# [Data provided]

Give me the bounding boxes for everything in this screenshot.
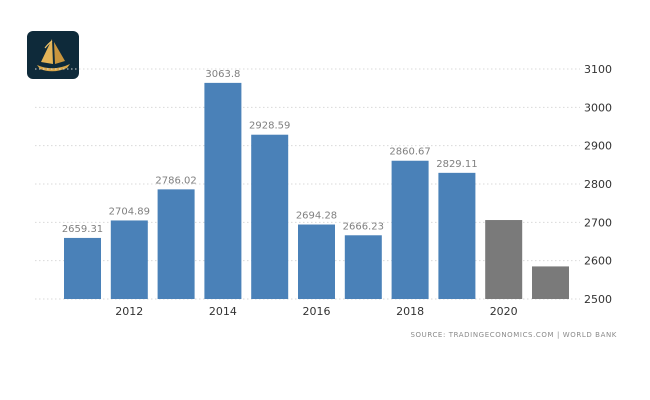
bar xyxy=(298,224,335,299)
bar xyxy=(110,220,148,299)
bar xyxy=(344,235,382,299)
brand-logo xyxy=(27,31,79,79)
data-label: 2860.67 xyxy=(389,147,430,158)
data-label: 2786.02 xyxy=(155,175,196,186)
data-label: 2694.28 xyxy=(296,211,337,222)
source-note: SOURCE: TRADINGECONOMICS.COM | WORLD BAN… xyxy=(410,331,617,339)
bar xyxy=(157,189,195,299)
x-tick-label: 2012 xyxy=(115,305,143,318)
y-tick-label: 2900 xyxy=(584,140,612,153)
y-tick-label: 2800 xyxy=(584,178,612,191)
x-tick-label: 2018 xyxy=(396,305,424,318)
data-label: 2928.59 xyxy=(249,121,290,132)
x-tick-label: 2020 xyxy=(490,305,518,318)
data-label: 2666.23 xyxy=(343,221,384,232)
y-tick-label: 2500 xyxy=(584,293,612,306)
bar xyxy=(438,172,476,299)
data-label: 2704.89 xyxy=(109,206,150,217)
x-tick-label: 2014 xyxy=(209,305,237,318)
y-tick-label: 3000 xyxy=(584,101,612,114)
x-tick-label: 2016 xyxy=(303,305,331,318)
y-tick-label: 2600 xyxy=(584,255,612,268)
data-label: 2659.31 xyxy=(62,224,103,235)
y-tick-label: 3100 xyxy=(584,63,612,76)
data-label: 2829.11 xyxy=(436,159,477,170)
data-label: 3063.8 xyxy=(205,69,240,80)
gold-ship-logo-icon xyxy=(37,39,70,72)
y-tick-label: 2700 xyxy=(584,216,612,229)
bar xyxy=(532,266,569,299)
bar xyxy=(251,134,289,299)
bar xyxy=(64,237,101,299)
bar xyxy=(204,82,242,299)
bar xyxy=(391,160,429,299)
bar xyxy=(485,220,523,299)
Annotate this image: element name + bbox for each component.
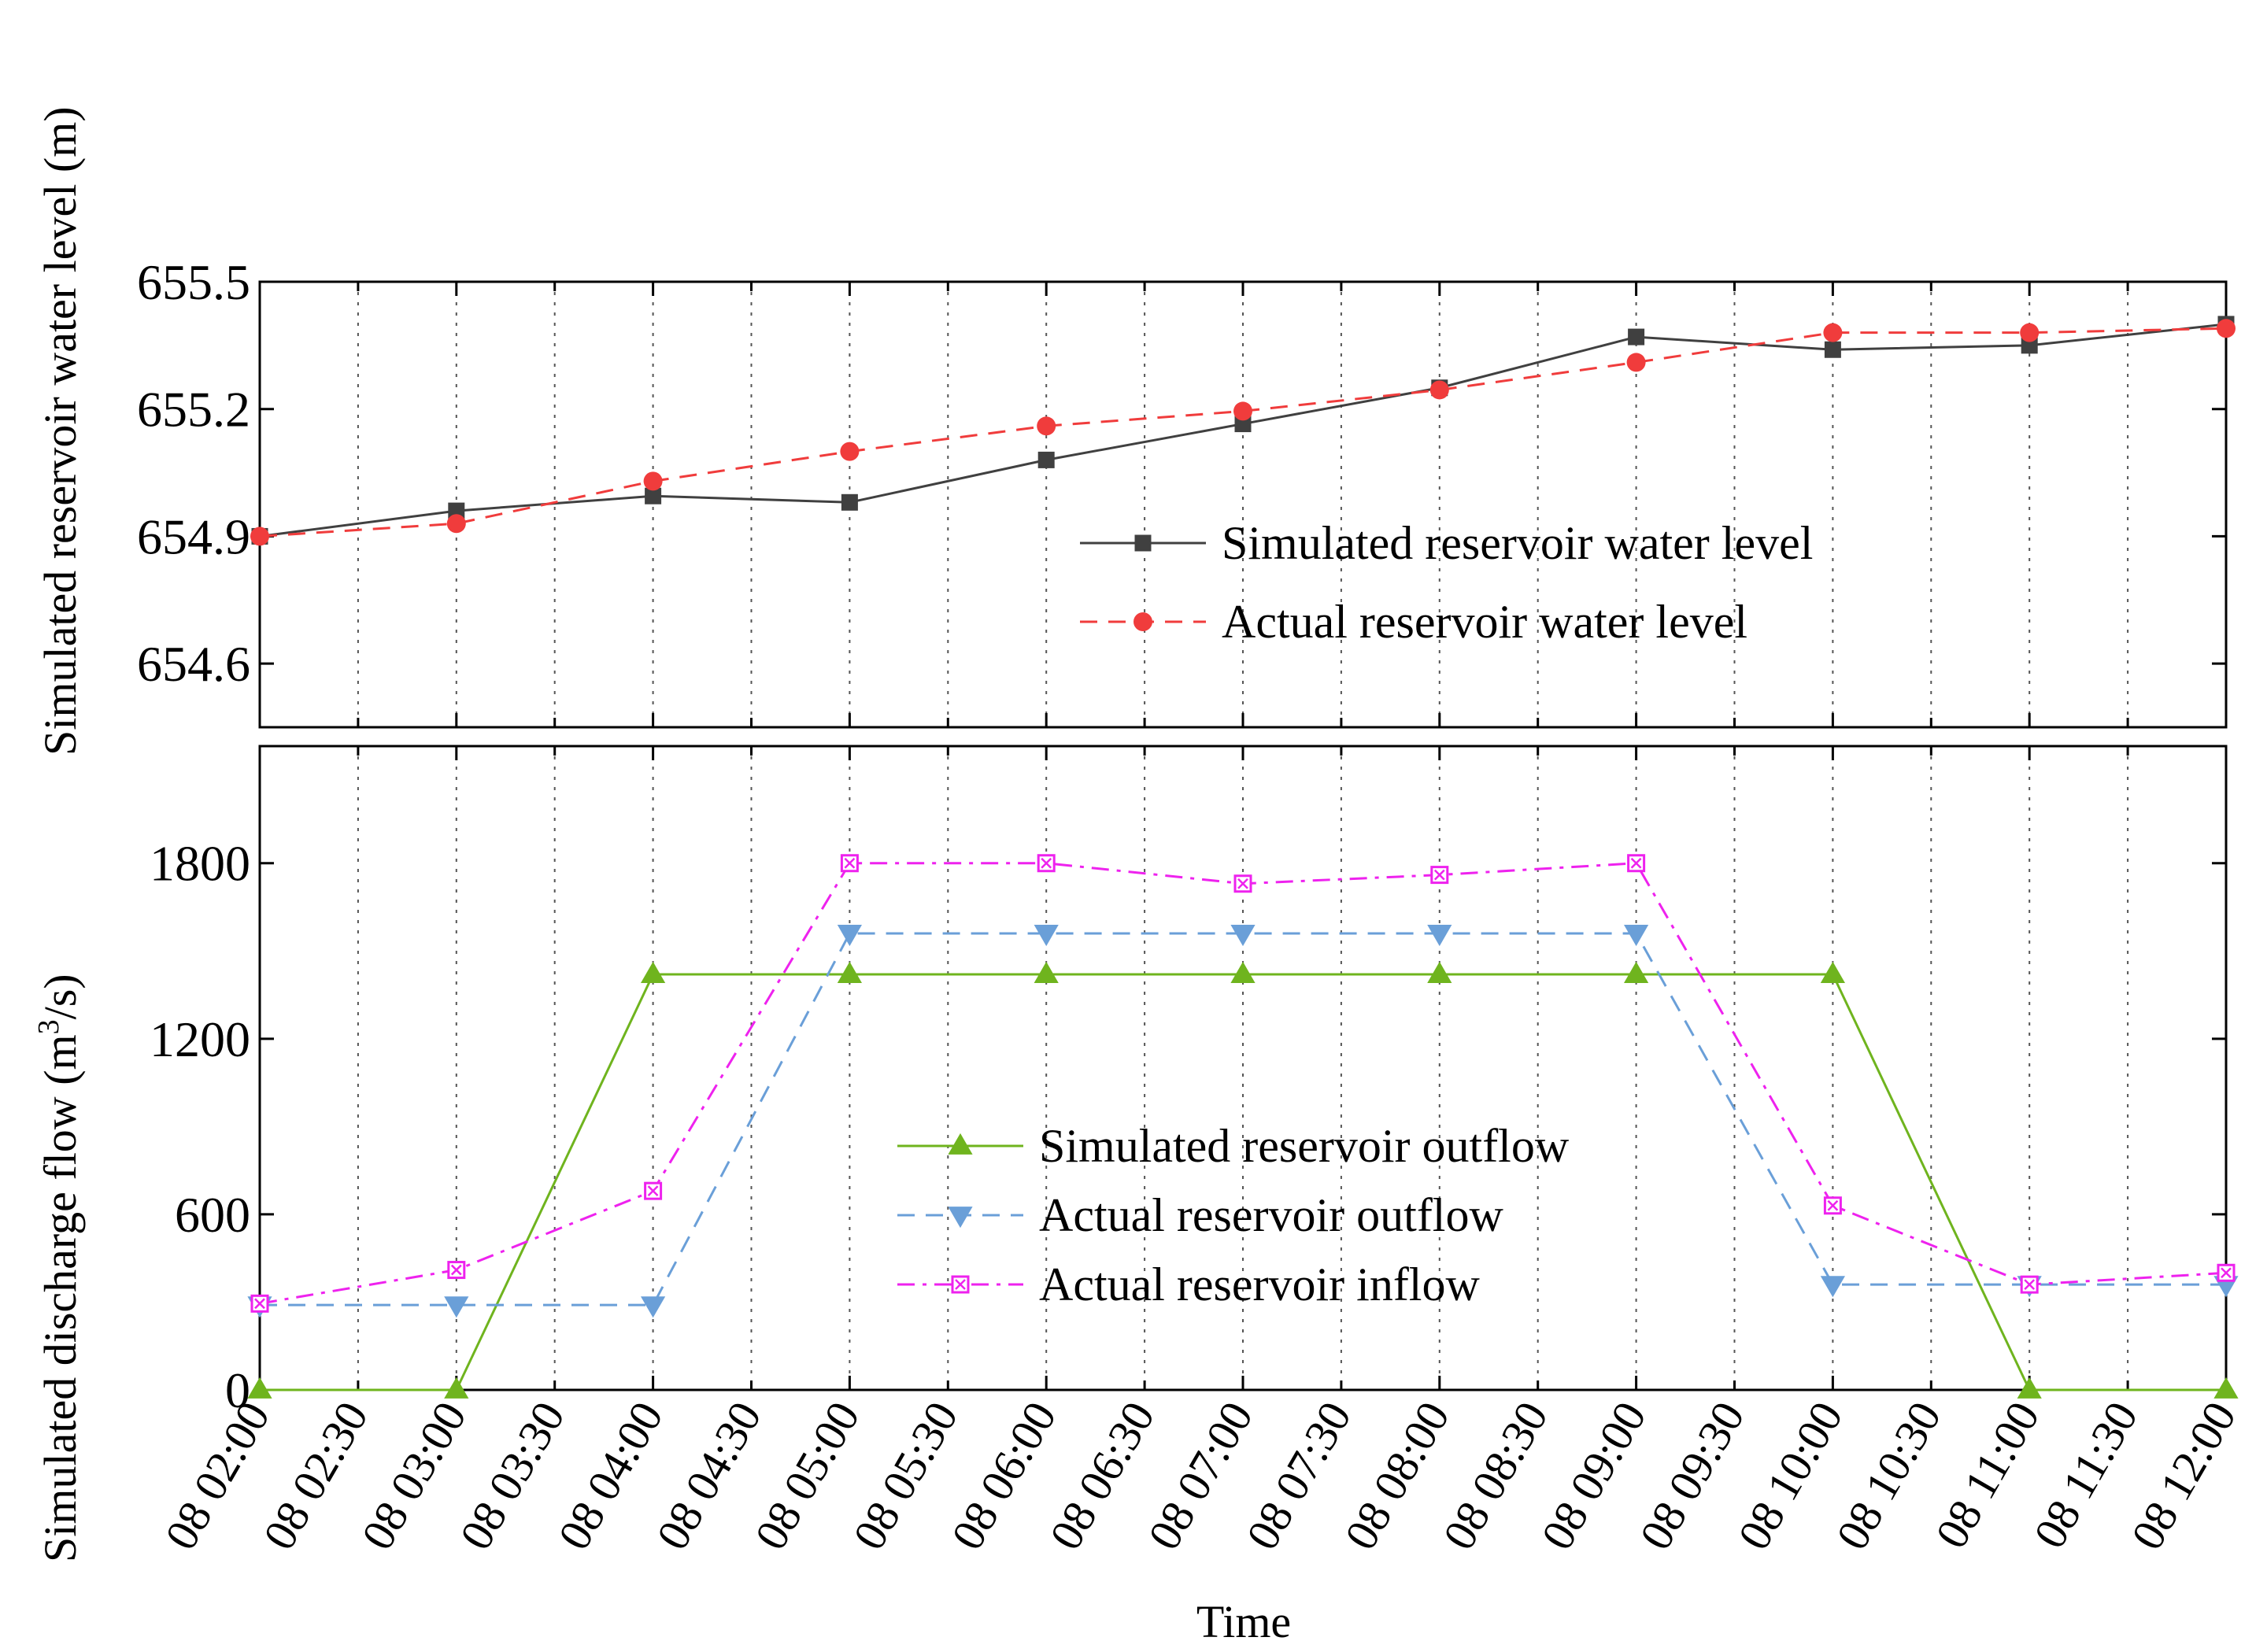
top-series-1-point-2: [643, 471, 663, 491]
bottom-series-2-point-8: [1823, 1196, 1842, 1215]
top-series-0-point-3: [841, 493, 858, 511]
bottom-series-0-point-2: [641, 961, 666, 983]
top-ytick-label-2: 655.2: [137, 382, 250, 438]
bottom-series-1-point-7: [1624, 925, 1649, 947]
bottom-series-0-point-8: [1820, 961, 1845, 983]
bottom-series-1-point-4: [1034, 925, 1059, 947]
bottom-series-2-point-0-x2: [254, 1298, 265, 1310]
bottom-series-1-point-5: [1230, 925, 1256, 947]
bottom-series-1-point-1: [444, 1296, 469, 1318]
bottom-series-2-point-1: [447, 1261, 466, 1280]
top-ytick-label-0: 654.6: [137, 636, 250, 692]
bottom-series-2-point-0: [250, 1294, 269, 1313]
top-series-1-point-3: [840, 442, 860, 461]
top-series-1-point-6: [1429, 380, 1449, 400]
bottom-series-2-point-5: [1233, 874, 1252, 893]
top-series-1-point-5: [1233, 401, 1252, 421]
bottom-series-2-point-3-x2: [844, 857, 856, 869]
bottom-series-2-point-4: [1037, 854, 1056, 873]
top-ytick-label-3: 655.5: [137, 254, 250, 310]
bottom-ytick-label-0: 0: [225, 1362, 250, 1418]
bottom-legend-marker-2-x2: [955, 1279, 966, 1290]
bottom-legend-marker-2: [951, 1275, 970, 1294]
bottom-series-2-point-9: [2020, 1275, 2039, 1294]
bottom-legend-marker-0: [948, 1133, 973, 1155]
bottom-series-0-point-6: [1427, 961, 1452, 983]
top-gridlines: [357, 282, 2129, 727]
bottom-legend-marker-1: [948, 1207, 973, 1229]
bottom-series-2-point-1-x2: [450, 1264, 462, 1276]
bottom-series-0-point-1: [444, 1377, 469, 1399]
bottom-series-2-point-7-x2: [1630, 857, 1642, 869]
bottom-legend-label-0: Simulated reservoir outflow: [1039, 1120, 1570, 1172]
top-legend: Simulated reservoir water level Actual re…: [1080, 517, 1813, 648]
top-series-0-point-7: [1628, 328, 1645, 346]
bottom-series: [247, 854, 2239, 1399]
top-legend-label-0: Simulated reservoir water level: [1222, 517, 1813, 569]
top-legend-label-1: Actual reservoir water level: [1222, 596, 1747, 648]
bottom-series-2-point-4-x2: [1041, 857, 1052, 869]
top-panel: 654.6 654.9 655.2 655.5 Simulated reservoir…: [137, 254, 2236, 729]
top-series-0-point-8: [1824, 341, 1841, 358]
bottom-series-2-point-3: [840, 854, 859, 873]
bottom-series-2-point-10: [2217, 1263, 2236, 1282]
bottom-series-0-point-7: [1624, 961, 1649, 983]
top-series-1-point-0: [250, 527, 269, 546]
bottom-series-0-point-10: [2213, 1377, 2239, 1399]
bottom-legend-label-1: Actual reservoir outflow: [1039, 1189, 1503, 1241]
bottom-ytick-label-2: 1200: [150, 1011, 250, 1067]
bottom-series-0-point-9: [2017, 1377, 2042, 1399]
bottom-series-2-point-10-x2: [2221, 1267, 2232, 1279]
top-series-0-point-4: [1037, 451, 1055, 468]
top-series-1-point-10: [2217, 319, 2236, 338]
bottom-series-2-point-8-x2: [1827, 1199, 1839, 1211]
bottom-series-1-point-2: [641, 1296, 666, 1318]
top-ytick-label-1: 654.9: [137, 508, 250, 564]
top-series-1-point-1: [446, 514, 466, 534]
bottom-ytick-label-3: 1800: [150, 836, 250, 892]
x-axis-title: Time: [1196, 1596, 1291, 1647]
bottom-series-1-point-8: [1820, 1276, 1845, 1298]
top-series: [250, 316, 2236, 546]
bottom-ytick-labels: 0 600 1200 1800: [150, 836, 250, 1418]
bottom-legend: Simulated reservoir outflow Actual reserv…: [897, 1120, 1570, 1310]
top-ticks: [258, 280, 2228, 727]
bottom-series-2-point-6-x2: [1433, 869, 1445, 881]
bottom-series-0-point-0: [247, 1377, 272, 1399]
top-series-1-point-4: [1037, 416, 1056, 436]
top-legend-marker-1: [1134, 612, 1152, 631]
top-series-1-point-8: [1823, 323, 1843, 342]
top-series-1-point-9: [2020, 323, 2040, 342]
top-ytick-labels: 654.6 654.9 655.2 655.5: [137, 254, 250, 692]
bottom-ylabel: Simulated discharge flow (m3/s): [32, 974, 86, 1562]
top-ylabel: Simulated reservoir water level (m): [35, 106, 86, 756]
bottom-series-2-point-5-x2: [1237, 878, 1248, 889]
bottom-series-1-point-6: [1427, 925, 1452, 947]
bottom-series-0-point-5: [1230, 961, 1256, 983]
top-series-1-point-7: [1626, 353, 1646, 372]
bottom-series-1-point-3: [837, 925, 862, 947]
bottom-series-2-point-9-x2: [2024, 1279, 2036, 1291]
bottom-series-2-point-6: [1430, 866, 1449, 885]
bottom-series-2-point-2-x2: [647, 1185, 659, 1197]
bottom-series-0-point-3: [837, 961, 862, 983]
bottom-legend-label-2: Actual reservoir inflow: [1039, 1258, 1480, 1310]
top-legend-marker-0: [1134, 534, 1152, 552]
bottom-ytick-label-1: 600: [175, 1187, 250, 1243]
bottom-series-2-point-2: [644, 1181, 663, 1200]
bottom-series-2-point-7: [1627, 854, 1646, 873]
bottom-series-0-point-4: [1034, 961, 1059, 983]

# [Given request]
Please rewrite the lines from the one containing "top-series-1-point-2: [643, 471, 663, 491]" through the one containing "bottom-series-2-point-9: [2020, 1275, 2039, 1294]" as a Markdown table with the columns Number and Line, numbering each line and leaving out blank lines.

# [Exercise result]
| Number | Line |
|---|---|
| 1 | top-series-1-point-2: [643, 471, 663, 491] |
| 2 | bottom-series-2-point-8: [1823, 1196, 1842, 1215] |
| 3 | top-series-0-point-3: [841, 493, 858, 511] |
| 4 | bottom-series-0-point-2: [641, 961, 666, 983] |
| 5 | top-ytick-label-2: 655.2: [137, 382, 250, 438] |
| 6 | bottom-series-1-point-7: [1624, 925, 1649, 947] |
| 7 | bottom-series-0-point-8: [1820, 961, 1845, 983] |
| 8 | bottom-series-1-point-4: [1034, 925, 1059, 947] |
| 9 | bottom-series-2-point-0-x2: [254, 1298, 265, 1310] |
| 10 | bottom-series-1-point-5: [1230, 925, 1256, 947] |
| 11 | bottom-series-1-point-1: [444, 1296, 469, 1318] |
| 12 | bottom-series-2-point-1: [447, 1261, 466, 1280] |
| 13 | top-ytick-label-0: 654.6: [137, 636, 250, 692] |
| 14 | bottom-series-2-point-0: [250, 1294, 269, 1313] |
| 15 | top-series-1-point-3: [840, 442, 860, 461] |
| 16 | top-series-1-point-6: [1429, 380, 1449, 400] |
| 17 | bottom-series-2-point-5: [1233, 874, 1252, 893] |
| 18 | top-series-1-point-5: [1233, 401, 1252, 421] |
| 19 | bottom-series-2-point-3-x2: [844, 857, 856, 869] |
| 20 | bottom-series-2-point-4: [1037, 854, 1056, 873] |
| 21 | top-ytick-label-3: 655.5: [137, 254, 250, 310] |
| 22 | bottom-ytick-label-0: 0: [225, 1362, 250, 1418] |
| 23 | bottom-legend-marker-2-x2: [955, 1279, 966, 1290] |
| 24 | bottom-legend-marker-2: [951, 1275, 970, 1294] |
| 25 | bottom-series-2-point-9: [2020, 1275, 2039, 1294] |